* **Task brief**:
Search the material below for the string "title" and list each line that holds it.

--------------------

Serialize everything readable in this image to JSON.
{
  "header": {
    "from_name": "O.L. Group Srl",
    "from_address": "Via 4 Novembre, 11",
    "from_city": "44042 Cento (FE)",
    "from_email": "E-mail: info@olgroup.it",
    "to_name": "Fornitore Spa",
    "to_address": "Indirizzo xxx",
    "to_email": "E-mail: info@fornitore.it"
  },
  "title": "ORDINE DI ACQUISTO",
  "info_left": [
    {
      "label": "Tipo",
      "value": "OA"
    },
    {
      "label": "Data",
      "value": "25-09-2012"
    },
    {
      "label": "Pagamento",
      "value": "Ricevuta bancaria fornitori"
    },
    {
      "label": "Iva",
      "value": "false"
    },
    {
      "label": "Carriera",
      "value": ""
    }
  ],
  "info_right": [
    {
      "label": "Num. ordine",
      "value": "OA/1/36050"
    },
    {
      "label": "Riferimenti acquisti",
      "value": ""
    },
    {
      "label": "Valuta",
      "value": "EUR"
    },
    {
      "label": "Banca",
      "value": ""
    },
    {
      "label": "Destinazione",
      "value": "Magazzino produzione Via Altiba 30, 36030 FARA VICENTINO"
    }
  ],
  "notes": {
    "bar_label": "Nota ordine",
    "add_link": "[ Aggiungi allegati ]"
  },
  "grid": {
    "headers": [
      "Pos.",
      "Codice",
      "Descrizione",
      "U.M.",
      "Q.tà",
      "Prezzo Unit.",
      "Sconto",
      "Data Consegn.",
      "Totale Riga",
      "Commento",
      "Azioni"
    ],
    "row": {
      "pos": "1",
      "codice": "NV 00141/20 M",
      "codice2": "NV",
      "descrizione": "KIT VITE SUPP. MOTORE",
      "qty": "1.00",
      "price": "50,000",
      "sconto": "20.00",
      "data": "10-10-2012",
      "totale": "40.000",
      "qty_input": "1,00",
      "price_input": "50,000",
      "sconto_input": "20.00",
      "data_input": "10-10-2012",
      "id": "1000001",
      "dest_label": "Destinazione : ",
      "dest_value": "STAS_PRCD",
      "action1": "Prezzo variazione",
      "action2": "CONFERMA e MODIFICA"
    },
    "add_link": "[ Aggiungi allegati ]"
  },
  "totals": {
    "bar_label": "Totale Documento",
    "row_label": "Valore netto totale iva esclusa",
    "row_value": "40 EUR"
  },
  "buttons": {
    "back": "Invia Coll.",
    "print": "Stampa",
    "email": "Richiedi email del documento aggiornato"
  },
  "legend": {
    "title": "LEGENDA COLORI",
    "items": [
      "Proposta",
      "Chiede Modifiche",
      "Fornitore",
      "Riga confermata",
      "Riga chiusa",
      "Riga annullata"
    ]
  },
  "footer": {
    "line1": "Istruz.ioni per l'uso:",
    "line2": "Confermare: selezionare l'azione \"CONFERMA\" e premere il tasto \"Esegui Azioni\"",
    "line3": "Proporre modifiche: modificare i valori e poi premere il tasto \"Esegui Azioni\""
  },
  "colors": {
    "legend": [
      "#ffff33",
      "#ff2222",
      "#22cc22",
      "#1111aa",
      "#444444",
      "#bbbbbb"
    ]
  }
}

--------------------

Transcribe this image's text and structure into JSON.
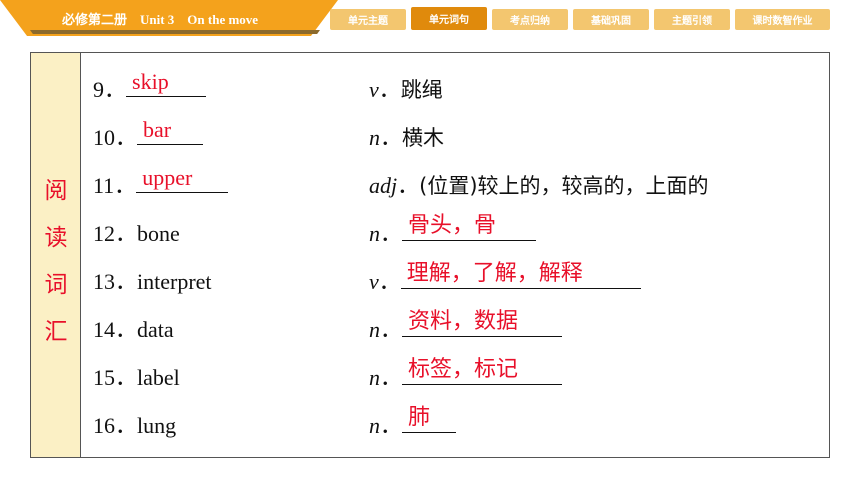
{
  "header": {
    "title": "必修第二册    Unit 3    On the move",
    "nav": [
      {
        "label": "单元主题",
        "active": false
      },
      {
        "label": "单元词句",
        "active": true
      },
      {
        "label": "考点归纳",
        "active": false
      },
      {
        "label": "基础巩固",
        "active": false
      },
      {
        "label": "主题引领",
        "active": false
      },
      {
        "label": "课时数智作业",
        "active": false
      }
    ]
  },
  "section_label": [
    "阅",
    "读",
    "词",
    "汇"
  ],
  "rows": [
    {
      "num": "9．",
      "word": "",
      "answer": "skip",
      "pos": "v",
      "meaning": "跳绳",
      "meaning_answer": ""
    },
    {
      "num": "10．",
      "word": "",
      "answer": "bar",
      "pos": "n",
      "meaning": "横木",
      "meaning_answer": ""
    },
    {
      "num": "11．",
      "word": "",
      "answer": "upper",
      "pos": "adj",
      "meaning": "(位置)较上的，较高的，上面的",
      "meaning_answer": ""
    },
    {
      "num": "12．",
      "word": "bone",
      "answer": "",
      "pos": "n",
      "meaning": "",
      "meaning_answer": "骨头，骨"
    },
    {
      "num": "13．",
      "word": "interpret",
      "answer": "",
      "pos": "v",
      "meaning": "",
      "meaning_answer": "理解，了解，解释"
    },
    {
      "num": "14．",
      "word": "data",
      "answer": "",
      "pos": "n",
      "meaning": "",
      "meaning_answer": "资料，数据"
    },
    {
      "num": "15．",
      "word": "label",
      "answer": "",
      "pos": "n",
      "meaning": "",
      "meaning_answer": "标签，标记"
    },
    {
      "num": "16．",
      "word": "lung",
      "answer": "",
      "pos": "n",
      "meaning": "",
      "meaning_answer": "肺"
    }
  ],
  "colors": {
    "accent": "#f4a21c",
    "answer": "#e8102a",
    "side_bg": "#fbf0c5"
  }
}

--------------------

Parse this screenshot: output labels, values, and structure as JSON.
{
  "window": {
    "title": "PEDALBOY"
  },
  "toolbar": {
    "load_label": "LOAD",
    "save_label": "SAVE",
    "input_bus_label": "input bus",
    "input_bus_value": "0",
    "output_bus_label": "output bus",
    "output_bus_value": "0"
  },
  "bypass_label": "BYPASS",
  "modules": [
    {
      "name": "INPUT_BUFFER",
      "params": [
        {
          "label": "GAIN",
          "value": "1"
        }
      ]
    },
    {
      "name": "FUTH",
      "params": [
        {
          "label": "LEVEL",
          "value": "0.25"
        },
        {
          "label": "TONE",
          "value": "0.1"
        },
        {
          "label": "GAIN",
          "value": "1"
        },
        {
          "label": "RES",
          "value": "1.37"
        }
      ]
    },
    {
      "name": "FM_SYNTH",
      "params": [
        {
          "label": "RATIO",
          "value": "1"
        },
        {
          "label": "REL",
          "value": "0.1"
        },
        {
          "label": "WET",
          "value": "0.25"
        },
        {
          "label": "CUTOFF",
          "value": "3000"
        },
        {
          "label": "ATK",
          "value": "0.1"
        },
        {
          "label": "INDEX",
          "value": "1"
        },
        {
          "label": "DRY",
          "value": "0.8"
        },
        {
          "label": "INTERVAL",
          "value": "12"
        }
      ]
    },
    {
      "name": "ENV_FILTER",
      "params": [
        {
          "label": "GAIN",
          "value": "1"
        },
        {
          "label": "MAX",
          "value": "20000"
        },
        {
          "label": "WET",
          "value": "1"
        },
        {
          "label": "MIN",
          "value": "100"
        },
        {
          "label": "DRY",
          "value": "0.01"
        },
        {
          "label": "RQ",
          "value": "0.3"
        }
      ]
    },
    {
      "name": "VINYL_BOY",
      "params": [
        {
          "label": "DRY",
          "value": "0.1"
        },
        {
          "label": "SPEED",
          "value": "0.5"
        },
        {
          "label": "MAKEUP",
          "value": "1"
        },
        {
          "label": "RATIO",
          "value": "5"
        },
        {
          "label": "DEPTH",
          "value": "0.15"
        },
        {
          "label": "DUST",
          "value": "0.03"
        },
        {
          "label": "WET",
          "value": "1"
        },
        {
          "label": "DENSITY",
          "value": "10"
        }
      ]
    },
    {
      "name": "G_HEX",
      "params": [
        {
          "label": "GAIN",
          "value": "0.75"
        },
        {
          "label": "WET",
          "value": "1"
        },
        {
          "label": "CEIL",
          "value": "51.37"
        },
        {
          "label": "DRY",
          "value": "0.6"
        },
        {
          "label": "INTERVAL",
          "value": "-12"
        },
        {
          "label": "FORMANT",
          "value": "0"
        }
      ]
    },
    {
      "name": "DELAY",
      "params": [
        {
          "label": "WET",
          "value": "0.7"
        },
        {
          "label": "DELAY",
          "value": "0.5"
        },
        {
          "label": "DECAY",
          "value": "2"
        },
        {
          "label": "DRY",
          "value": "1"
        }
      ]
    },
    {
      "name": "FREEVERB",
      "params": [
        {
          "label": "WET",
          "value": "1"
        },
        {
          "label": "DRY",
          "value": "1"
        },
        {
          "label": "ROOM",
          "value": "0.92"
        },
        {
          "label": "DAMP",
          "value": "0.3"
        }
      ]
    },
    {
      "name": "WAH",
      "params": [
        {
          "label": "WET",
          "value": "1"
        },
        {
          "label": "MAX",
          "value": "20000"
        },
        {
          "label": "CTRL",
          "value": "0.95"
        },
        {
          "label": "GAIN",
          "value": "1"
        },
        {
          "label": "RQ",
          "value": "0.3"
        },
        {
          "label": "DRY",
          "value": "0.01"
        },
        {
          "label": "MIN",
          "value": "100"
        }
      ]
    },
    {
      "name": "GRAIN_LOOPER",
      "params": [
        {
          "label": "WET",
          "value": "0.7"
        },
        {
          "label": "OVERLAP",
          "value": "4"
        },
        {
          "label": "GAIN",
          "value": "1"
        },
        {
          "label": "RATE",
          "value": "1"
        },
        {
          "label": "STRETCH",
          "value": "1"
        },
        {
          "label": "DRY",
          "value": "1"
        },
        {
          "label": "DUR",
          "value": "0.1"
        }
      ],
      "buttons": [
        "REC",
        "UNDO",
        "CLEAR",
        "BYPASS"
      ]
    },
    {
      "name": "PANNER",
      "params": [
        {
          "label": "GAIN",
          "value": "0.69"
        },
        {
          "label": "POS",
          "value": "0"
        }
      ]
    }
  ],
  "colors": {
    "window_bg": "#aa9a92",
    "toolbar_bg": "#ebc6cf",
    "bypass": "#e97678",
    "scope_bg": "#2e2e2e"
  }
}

--------------------

* **Response**:
  "title": "ORDINE DI ACQUISTO",
    "title": "LEGENDA COLORI",
    "title": "必修第二册    Unit 3    On the move",
    "title": "PEDALBOY"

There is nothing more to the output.